Recorded data
****************

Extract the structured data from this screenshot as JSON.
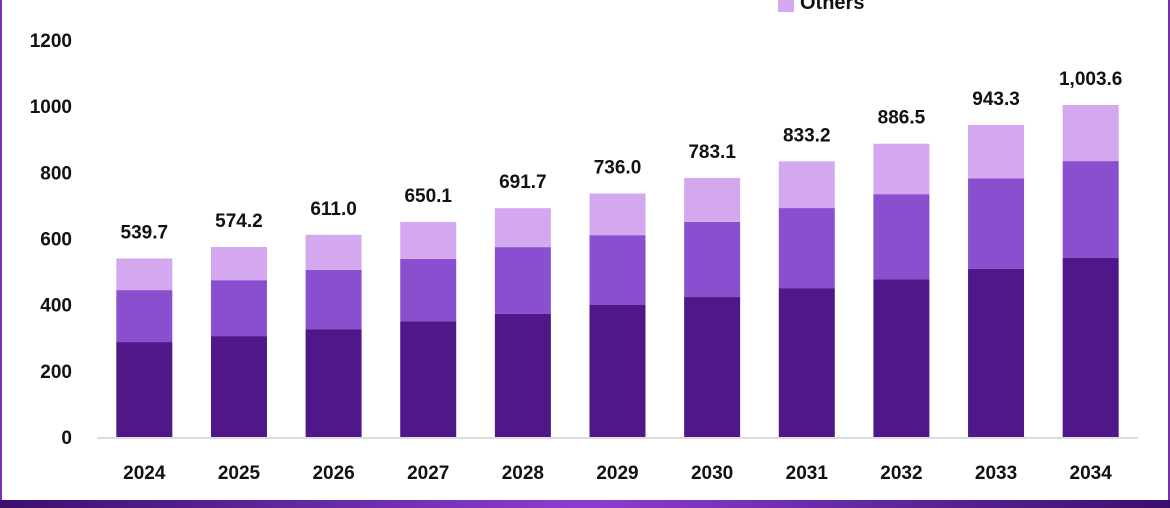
{
  "chart_data": {
    "type": "bar",
    "stacked": true,
    "categories": [
      "2024",
      "2025",
      "2026",
      "2027",
      "2028",
      "2029",
      "2030",
      "2031",
      "2032",
      "2033",
      "2034"
    ],
    "series": [
      {
        "values": [
          287,
          305,
          326,
          350,
          372,
          399,
          423,
          450,
          477,
          508,
          541
        ],
        "color": "#4f1787"
      },
      {
        "values": [
          157,
          169,
          179,
          188,
          202,
          211,
          227,
          242,
          257,
          274,
          293
        ],
        "color": "#8a4fcf"
      },
      {
        "name": "Others",
        "values": [
          95.7,
          100.2,
          106.0,
          112.1,
          117.7,
          126.0,
          133.1,
          141.2,
          152.5,
          161.3,
          169.6
        ],
        "color": "#d4a8ee"
      }
    ],
    "totals_labels": [
      "539.7",
      "574.2",
      "611.0",
      "650.1",
      "691.7",
      "736.0",
      "783.1",
      "833.2",
      "886.5",
      "943.3",
      "1,003.6"
    ],
    "totals": [
      539.7,
      574.2,
      611.0,
      650.1,
      691.7,
      736.0,
      783.1,
      833.2,
      886.5,
      943.3,
      1003.6
    ],
    "yticks": [
      "0",
      "200",
      "400",
      "600",
      "800",
      "1000",
      "1200"
    ],
    "ylim": [
      0,
      1200
    ],
    "grid": false,
    "legend_position": "top-right",
    "xlabel": "",
    "ylabel": ""
  },
  "legend": {
    "items": [
      {
        "label": "Others",
        "color": "#d4a8ee"
      }
    ]
  }
}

****************

Aim -
Display every line of the listing that contains the string "color".

Problem solution -
        "color": "#4f1787"
        "color": "#8a4fcf"
        "color": "#d4a8ee"
        "color": "#d4a8ee"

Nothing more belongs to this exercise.